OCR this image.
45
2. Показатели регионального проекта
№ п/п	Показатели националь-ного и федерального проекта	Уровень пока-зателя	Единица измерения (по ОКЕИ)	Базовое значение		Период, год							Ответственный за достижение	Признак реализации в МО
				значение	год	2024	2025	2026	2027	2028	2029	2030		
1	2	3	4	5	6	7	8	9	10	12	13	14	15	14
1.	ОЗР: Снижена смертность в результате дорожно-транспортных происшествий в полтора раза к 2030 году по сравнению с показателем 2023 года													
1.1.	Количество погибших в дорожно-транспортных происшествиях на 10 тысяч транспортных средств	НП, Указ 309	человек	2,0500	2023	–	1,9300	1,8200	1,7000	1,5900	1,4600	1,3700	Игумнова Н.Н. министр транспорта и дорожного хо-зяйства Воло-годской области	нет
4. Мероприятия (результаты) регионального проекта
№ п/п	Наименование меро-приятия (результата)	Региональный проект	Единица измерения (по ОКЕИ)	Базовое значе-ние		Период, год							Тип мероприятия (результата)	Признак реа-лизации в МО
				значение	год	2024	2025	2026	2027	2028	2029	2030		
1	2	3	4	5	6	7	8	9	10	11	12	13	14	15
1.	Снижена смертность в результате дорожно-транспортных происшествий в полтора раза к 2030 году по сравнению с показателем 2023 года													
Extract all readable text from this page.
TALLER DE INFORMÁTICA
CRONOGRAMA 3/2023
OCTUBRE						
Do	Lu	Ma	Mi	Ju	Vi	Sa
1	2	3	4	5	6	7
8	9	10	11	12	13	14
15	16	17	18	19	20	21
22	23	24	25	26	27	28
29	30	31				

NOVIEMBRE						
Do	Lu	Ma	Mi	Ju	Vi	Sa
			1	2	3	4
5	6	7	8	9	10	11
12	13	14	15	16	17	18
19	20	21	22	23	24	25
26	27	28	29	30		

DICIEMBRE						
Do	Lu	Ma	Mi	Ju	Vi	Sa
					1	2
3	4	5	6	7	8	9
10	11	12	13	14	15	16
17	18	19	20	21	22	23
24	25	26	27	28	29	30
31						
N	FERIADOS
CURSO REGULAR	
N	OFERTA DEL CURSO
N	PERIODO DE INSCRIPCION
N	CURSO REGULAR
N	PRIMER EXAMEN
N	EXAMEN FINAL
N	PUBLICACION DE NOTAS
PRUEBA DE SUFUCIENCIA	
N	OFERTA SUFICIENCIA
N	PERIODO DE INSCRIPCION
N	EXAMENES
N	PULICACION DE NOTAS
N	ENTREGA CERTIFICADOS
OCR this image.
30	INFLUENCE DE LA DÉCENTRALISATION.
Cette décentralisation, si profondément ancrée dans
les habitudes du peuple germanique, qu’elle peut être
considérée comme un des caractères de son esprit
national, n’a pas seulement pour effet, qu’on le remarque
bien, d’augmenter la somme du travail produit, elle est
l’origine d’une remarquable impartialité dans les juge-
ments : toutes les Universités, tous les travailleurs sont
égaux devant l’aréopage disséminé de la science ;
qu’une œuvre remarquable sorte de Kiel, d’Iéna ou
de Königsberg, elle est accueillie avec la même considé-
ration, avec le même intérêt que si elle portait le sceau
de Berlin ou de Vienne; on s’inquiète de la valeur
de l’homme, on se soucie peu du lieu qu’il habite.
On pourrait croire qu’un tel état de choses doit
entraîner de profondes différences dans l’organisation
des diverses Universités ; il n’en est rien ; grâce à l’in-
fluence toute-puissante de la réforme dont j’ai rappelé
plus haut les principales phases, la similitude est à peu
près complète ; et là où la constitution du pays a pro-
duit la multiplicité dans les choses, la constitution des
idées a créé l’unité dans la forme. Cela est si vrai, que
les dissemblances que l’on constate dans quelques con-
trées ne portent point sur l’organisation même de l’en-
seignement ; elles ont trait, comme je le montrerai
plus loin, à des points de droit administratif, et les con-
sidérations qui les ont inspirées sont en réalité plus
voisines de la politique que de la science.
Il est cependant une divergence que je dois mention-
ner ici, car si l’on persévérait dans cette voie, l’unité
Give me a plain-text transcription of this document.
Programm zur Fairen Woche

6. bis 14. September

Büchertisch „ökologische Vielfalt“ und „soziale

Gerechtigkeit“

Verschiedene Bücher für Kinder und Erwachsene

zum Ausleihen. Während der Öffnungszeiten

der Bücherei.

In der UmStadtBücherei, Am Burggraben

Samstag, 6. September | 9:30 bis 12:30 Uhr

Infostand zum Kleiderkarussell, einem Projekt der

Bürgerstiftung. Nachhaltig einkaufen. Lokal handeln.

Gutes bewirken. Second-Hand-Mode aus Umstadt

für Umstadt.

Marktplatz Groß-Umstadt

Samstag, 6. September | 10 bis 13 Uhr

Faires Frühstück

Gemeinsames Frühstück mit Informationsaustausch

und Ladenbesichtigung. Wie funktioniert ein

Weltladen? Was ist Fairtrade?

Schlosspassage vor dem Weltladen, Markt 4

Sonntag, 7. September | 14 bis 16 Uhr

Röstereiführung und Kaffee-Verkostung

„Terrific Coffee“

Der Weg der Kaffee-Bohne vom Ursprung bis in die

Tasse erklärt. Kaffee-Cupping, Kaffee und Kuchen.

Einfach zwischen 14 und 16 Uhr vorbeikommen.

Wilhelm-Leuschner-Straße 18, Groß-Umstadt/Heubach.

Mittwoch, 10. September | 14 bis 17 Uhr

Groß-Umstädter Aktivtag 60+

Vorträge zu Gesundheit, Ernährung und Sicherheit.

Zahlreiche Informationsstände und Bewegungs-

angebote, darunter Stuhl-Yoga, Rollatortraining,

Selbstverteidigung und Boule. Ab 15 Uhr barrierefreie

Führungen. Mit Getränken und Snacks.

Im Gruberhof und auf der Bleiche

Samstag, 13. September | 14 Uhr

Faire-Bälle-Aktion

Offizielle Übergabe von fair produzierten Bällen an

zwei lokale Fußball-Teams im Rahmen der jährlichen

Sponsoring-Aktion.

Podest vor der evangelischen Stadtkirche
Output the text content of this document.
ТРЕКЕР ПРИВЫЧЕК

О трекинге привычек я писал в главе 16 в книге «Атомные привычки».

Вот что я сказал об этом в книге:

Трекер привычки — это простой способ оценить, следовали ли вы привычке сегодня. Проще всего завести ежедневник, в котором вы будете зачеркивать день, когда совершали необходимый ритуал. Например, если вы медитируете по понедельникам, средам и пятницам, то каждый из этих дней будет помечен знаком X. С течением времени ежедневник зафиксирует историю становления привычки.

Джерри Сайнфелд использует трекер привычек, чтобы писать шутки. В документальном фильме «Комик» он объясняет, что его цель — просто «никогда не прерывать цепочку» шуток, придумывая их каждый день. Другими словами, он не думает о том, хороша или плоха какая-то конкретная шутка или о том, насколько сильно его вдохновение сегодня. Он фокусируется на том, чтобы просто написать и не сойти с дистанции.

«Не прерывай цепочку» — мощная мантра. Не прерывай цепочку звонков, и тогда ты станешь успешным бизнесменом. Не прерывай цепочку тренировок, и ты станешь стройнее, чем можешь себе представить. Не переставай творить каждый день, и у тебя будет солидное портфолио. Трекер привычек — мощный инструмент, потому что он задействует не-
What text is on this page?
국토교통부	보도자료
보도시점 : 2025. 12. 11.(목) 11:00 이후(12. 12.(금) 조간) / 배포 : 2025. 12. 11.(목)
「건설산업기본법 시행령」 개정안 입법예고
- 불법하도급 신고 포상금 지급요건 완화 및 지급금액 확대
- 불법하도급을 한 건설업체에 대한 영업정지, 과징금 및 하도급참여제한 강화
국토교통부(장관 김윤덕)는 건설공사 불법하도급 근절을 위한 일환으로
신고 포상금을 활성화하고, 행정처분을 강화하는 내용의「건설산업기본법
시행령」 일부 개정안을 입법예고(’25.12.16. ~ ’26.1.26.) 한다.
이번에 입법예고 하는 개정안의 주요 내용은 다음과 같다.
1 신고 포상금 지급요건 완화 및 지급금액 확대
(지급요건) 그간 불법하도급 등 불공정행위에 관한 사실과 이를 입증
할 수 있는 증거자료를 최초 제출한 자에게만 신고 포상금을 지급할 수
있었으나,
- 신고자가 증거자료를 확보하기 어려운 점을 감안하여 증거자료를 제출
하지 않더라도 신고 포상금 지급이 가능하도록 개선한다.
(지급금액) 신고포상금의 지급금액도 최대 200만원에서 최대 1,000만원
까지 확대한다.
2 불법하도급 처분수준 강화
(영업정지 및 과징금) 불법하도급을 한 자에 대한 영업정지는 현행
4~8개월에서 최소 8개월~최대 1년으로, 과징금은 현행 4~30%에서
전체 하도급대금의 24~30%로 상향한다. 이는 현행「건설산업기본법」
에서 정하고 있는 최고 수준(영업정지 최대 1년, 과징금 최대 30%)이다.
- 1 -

● ● ● ●

_What this task involves_.
Return the line that contains "What text is on this page?" and all lines after it, verbatim, and nothing else.

_Written response_.
What text is on this page?
국토교통부	보도자료
보도시점 : 2025. 12. 11.(목) 11:00 이후(12. 12.(금) 조간) / 배포 : 2025. 12. 11.(목)
「건설산업기본법 시행령」 개정안 입법예고
- 불법하도급 신고 포상금 지급요건 완화 및 지급금액 확대
- 불법하도급을 한 건설업체에 대한 영업정지, 과징금 및 하도급참여제한 강화
국토교통부(장관 김윤덕)는 건설공사 불법하도급 근절을 위한 일환으로
신고 포상금을 활성화하고, 행정처분을 강화하는 내용의「건설산업기본법
시행령」 일부 개정안을 입법예고(’25.12.16. ~ ’26.1.26.) 한다.
이번에 입법예고 하는 개정안의 주요 내용은 다음과 같다.
1 신고 포상금 지급요건 완화 및 지급금액 확대
(지급요건) 그간 불법하도급 등 불공정행위에 관한 사실과 이를 입증
할 수 있는 증거자료를 최초 제출한 자에게만 신고 포상금을 지급할 수
있었으나,
- 신고자가 증거자료를 확보하기 어려운 점을 감안하여 증거자료를 제출
하지 않더라도 신고 포상금 지급이 가능하도록 개선한다.
(지급금액) 신고포상금의 지급금액도 최대 200만원에서 최대 1,000만원
까지 확대한다.
2 불법하도급 처분수준 강화
(영업정지 및 과징금) 불법하도급을 한 자에 대한 영업정지는 현행
4~8개월에서 최소 8개월~최대 1년으로, 과징금은 현행 4~30%에서
전체 하도급대금의 24~30%로 상향한다. 이는 현행「건설산업기본법」
에서 정하고 있는 최고 수준(영업정지 최대 1년, 과징금 최대 30%)이다.
- 1 -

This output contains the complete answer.